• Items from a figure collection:
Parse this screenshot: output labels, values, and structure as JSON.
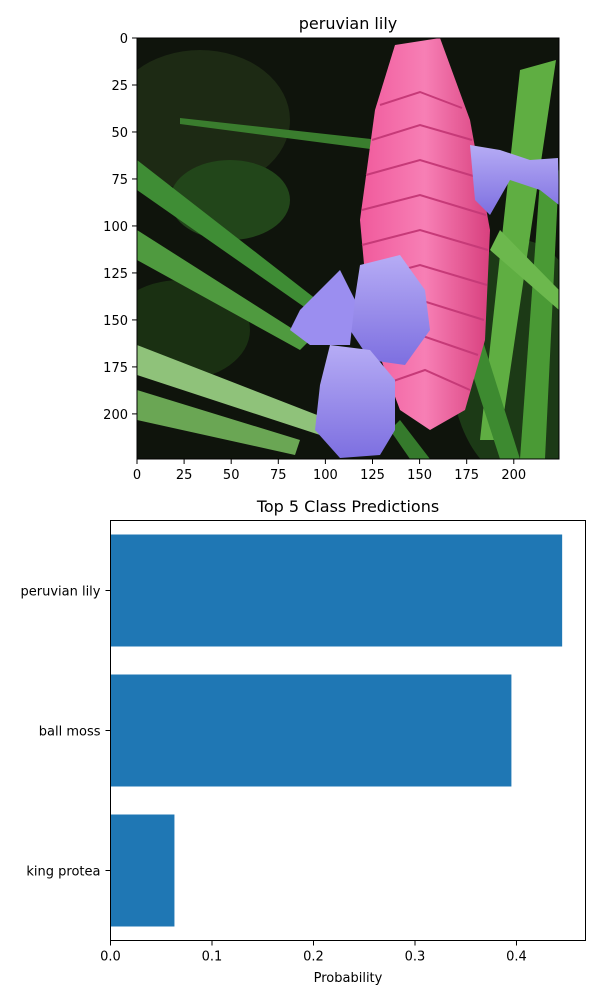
{
  "chart_data": [
    {
      "type": "image",
      "title": "peruvian lily",
      "xlim": [
        0,
        224
      ],
      "ylim": [
        224,
        0
      ],
      "xticks": [
        0,
        25,
        50,
        75,
        100,
        125,
        150,
        175,
        200
      ],
      "yticks": [
        0,
        25,
        50,
        75,
        100,
        125,
        150,
        175,
        200
      ],
      "xtick_labels": [
        "0",
        "25",
        "50",
        "75",
        "100",
        "125",
        "150",
        "175",
        "200"
      ],
      "ytick_labels": [
        "0",
        "25",
        "50",
        "75",
        "100",
        "125",
        "150",
        "175",
        "200"
      ]
    },
    {
      "type": "bar",
      "orientation": "horizontal",
      "title": "Top 5 Class Predictions",
      "xlabel": "Probability",
      "ylabel": "",
      "categories": [
        "peruvian lily",
        "ball moss",
        "king protea"
      ],
      "values": [
        0.445,
        0.395,
        0.063
      ],
      "xlim": [
        0,
        0.468
      ],
      "xticks": [
        0.0,
        0.1,
        0.2,
        0.3,
        0.4
      ],
      "xtick_labels": [
        "0.0",
        "0.1",
        "0.2",
        "0.3",
        "0.4"
      ],
      "bar_color": "#1f77b4",
      "grid": false
    }
  ],
  "colors": {
    "bar": "#1f77b4",
    "flower_pink": "#e8508f",
    "flower_purple": "#8f80e8",
    "leaf_green": "#2f7a2a",
    "background_dark": "#0f140c"
  }
}
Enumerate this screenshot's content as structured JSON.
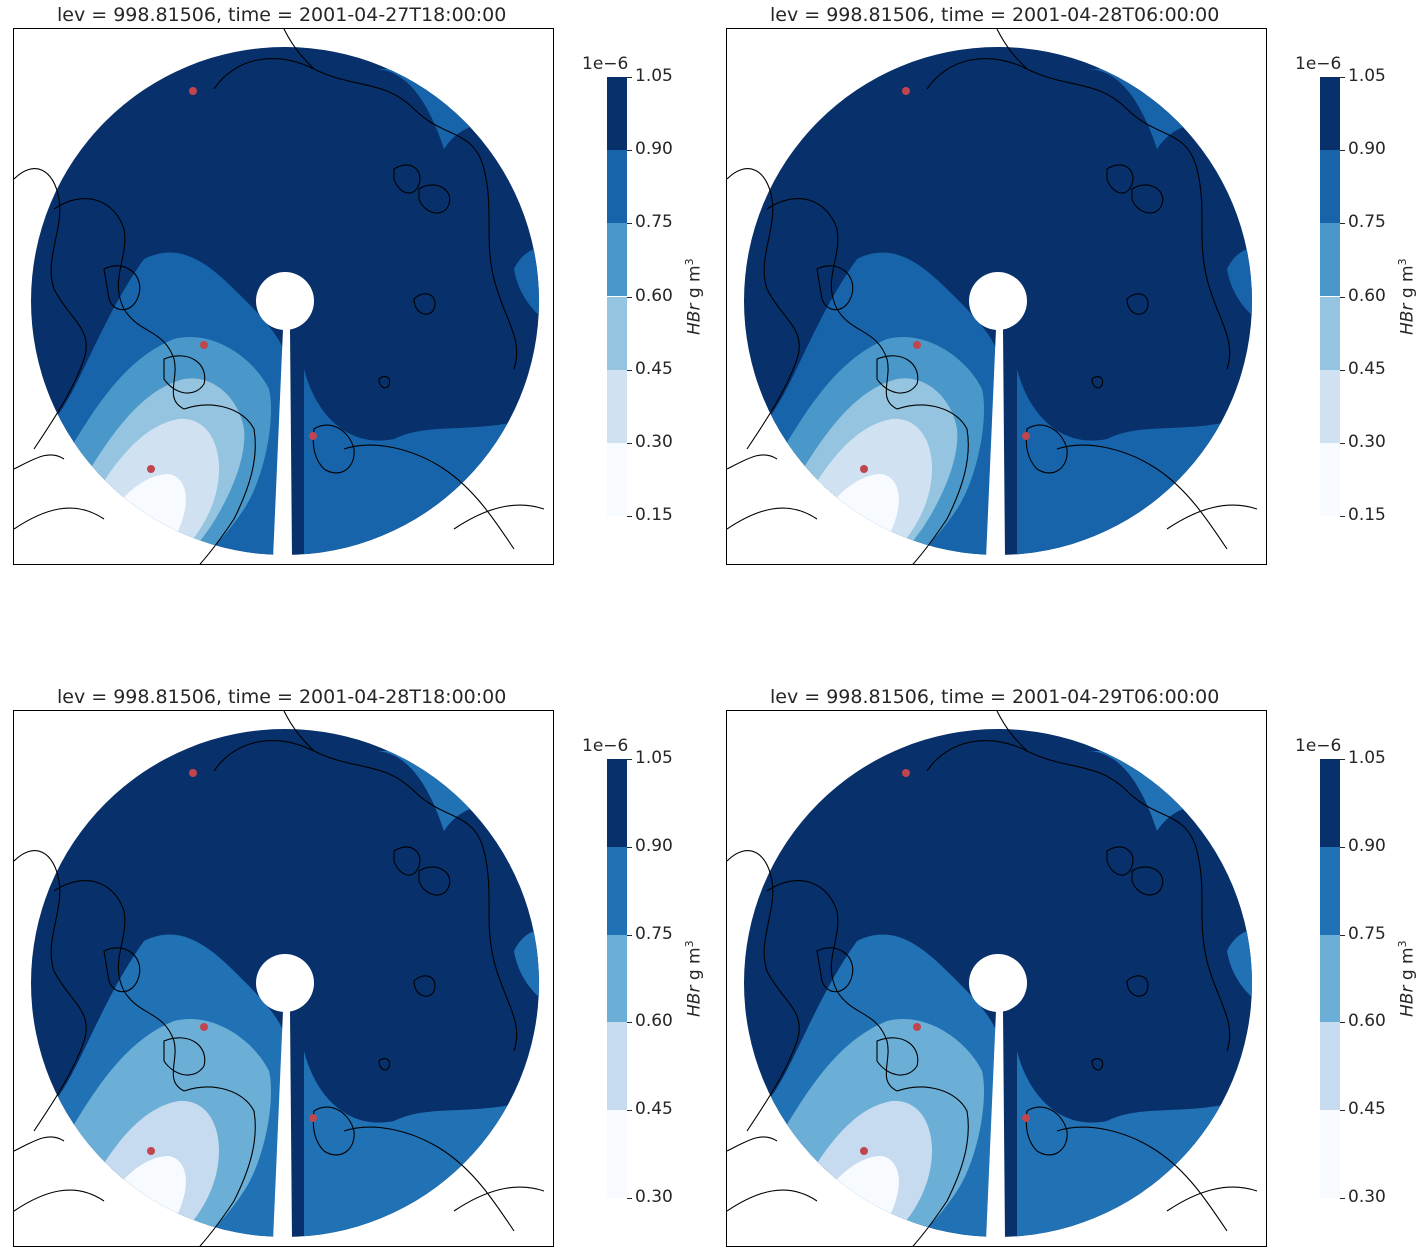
{
  "figure": {
    "panels": [
      {
        "title": "lev = 998.81506, time = 2001-04-27T18:00:00",
        "colorbar": {
          "exponent": "1e−6",
          "label_var": "HBr",
          "label_unit": " g m",
          "label_sup": "3",
          "ticks": [
            "0.15",
            "0.30",
            "0.45",
            "0.60",
            "0.75",
            "0.90",
            "1.05"
          ],
          "colors": [
            "#f7fbff",
            "#d0e1f2",
            "#94c4df",
            "#4a98c9",
            "#1764ab",
            "#08306b"
          ]
        },
        "fields": {
          "inner1": "#f7fbff",
          "inner2": "#d0e1f2",
          "inner3": "#94c4df",
          "inner4": "#4a98c9",
          "mid": "#1764ab",
          "base": "#08306b",
          "southblob": "#1764ab"
        },
        "stations": [
          "station-north",
          "station-center",
          "station-east",
          "station-greenland"
        ]
      },
      {
        "title": "lev = 998.81506, time = 2001-04-28T06:00:00",
        "colorbar": {
          "exponent": "1e−6",
          "label_var": "HBr",
          "label_unit": " g m",
          "label_sup": "3",
          "ticks": [
            "0.15",
            "0.30",
            "0.45",
            "0.60",
            "0.75",
            "0.90",
            "1.05"
          ],
          "colors": [
            "#f7fbff",
            "#d0e1f2",
            "#94c4df",
            "#4a98c9",
            "#1764ab",
            "#08306b"
          ]
        },
        "fields": {
          "inner1": "#f7fbff",
          "inner2": "#d0e1f2",
          "inner3": "#94c4df",
          "inner4": "#4a98c9",
          "mid": "#1764ab",
          "base": "#08306b",
          "southblob": "#1764ab"
        },
        "stations": [
          "station-north",
          "station-center",
          "station-east",
          "station-greenland"
        ]
      },
      {
        "title": "lev = 998.81506, time = 2001-04-28T18:00:00",
        "colorbar": {
          "exponent": "1e−6",
          "label_var": "HBr",
          "label_unit": " g m",
          "label_sup": "3",
          "ticks": [
            "0.30",
            "0.45",
            "0.60",
            "0.75",
            "0.90",
            "1.05"
          ],
          "colors": [
            "#f7fbff",
            "#c6dbef",
            "#6baed6",
            "#2171b5",
            "#08306b"
          ]
        },
        "fields": {
          "inner1": "#f7fbff",
          "inner2": "#c6dbef",
          "inner3": "#6baed6",
          "inner4": "#6baed6",
          "mid": "#2171b5",
          "base": "#08306b",
          "southblob": "#2171b5"
        },
        "stations": [
          "station-north",
          "station-center",
          "station-east",
          "station-greenland"
        ]
      },
      {
        "title": "lev = 998.81506, time = 2001-04-29T06:00:00",
        "colorbar": {
          "exponent": "1e−6",
          "label_var": "HBr",
          "label_unit": " g m",
          "label_sup": "3",
          "ticks": [
            "0.30",
            "0.45",
            "0.60",
            "0.75",
            "0.90",
            "1.05"
          ],
          "colors": [
            "#f7fbff",
            "#c6dbef",
            "#6baed6",
            "#2171b5",
            "#08306b"
          ]
        },
        "fields": {
          "inner1": "#f7fbff",
          "inner2": "#c6dbef",
          "inner3": "#6baed6",
          "inner4": "#6baed6",
          "mid": "#2171b5",
          "base": "#08306b",
          "southblob": "#2171b5"
        },
        "stations": [
          "station-north",
          "station-center",
          "station-east",
          "station-greenland"
        ]
      }
    ],
    "station_color": "#c1454d",
    "coastline_color": "#000000"
  }
}
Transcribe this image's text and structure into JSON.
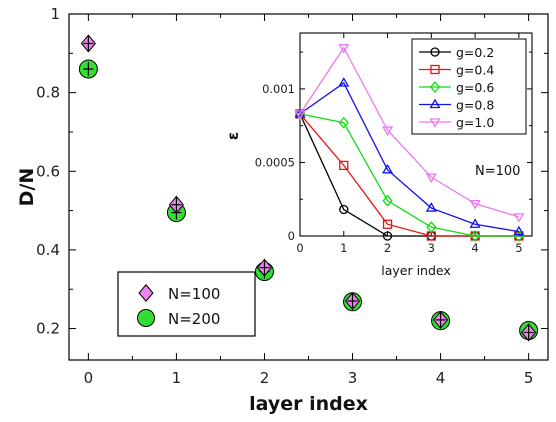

• The exercise: Which lines of the material contain the string "screenshot"? List each of them.

• Task response:
Parse this screenshot: output labels, values, and structure as JSON.
Enumerate this screenshot's content as structured JSON.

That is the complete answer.